Dataset entries:
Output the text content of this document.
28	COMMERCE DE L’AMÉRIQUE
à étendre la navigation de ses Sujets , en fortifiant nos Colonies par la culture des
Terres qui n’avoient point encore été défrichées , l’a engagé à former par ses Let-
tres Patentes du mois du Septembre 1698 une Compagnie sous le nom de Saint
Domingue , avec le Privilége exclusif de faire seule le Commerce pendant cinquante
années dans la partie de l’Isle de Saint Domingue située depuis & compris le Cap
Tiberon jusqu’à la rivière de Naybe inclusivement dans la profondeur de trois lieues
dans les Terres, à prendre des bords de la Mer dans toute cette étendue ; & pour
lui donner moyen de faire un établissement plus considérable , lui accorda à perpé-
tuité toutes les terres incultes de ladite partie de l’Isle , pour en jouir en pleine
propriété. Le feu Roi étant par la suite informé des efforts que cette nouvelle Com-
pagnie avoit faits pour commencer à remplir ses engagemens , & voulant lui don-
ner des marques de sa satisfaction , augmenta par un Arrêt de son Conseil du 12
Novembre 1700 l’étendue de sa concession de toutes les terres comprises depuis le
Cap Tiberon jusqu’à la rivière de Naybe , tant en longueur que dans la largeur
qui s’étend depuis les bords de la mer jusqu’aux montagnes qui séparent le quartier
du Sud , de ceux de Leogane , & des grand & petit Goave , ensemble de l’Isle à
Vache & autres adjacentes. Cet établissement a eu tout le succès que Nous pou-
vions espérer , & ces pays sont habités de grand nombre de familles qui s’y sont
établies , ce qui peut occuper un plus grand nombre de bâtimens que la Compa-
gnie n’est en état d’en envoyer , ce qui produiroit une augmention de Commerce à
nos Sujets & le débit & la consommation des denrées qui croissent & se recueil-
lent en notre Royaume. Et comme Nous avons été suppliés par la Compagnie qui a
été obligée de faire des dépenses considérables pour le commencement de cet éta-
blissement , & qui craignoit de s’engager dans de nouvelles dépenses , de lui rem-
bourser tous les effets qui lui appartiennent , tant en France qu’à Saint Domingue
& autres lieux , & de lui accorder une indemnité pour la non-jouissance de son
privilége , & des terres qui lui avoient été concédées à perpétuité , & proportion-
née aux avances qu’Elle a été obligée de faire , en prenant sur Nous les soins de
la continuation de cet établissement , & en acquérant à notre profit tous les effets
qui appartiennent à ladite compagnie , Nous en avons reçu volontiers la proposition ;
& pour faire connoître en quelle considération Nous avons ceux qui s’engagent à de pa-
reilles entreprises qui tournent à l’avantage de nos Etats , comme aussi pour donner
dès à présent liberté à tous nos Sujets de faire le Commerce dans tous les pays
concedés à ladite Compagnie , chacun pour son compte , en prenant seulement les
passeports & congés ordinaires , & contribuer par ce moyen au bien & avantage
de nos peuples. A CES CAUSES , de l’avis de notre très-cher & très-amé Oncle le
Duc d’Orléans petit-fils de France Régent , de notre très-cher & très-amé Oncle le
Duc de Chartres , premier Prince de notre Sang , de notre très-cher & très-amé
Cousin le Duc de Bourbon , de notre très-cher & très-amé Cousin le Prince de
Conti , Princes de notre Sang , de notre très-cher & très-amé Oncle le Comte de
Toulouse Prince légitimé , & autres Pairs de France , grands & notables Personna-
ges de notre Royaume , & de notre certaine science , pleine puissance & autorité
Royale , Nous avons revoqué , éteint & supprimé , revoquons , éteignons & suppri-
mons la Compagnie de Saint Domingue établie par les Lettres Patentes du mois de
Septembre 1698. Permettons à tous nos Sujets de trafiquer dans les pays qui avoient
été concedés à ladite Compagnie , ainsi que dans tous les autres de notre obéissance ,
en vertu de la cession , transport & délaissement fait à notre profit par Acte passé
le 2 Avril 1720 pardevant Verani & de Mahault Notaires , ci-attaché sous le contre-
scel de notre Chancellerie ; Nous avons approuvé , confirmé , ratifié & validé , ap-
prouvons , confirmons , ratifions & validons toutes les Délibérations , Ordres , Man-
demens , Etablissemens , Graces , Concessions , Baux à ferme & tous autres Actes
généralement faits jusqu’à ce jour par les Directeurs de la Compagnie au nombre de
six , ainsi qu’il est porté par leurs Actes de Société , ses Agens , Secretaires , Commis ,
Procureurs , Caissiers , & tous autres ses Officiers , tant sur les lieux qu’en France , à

TASK INSTRUCTIONS: Gather from the records above every line containing the string "obligée".

OUTPUT:
été obligée de faire des dépenses considérables pour le commencement de cet éta-
née aux avances qu’Elle a été obligée de faire , en prenant sur Nous les soins de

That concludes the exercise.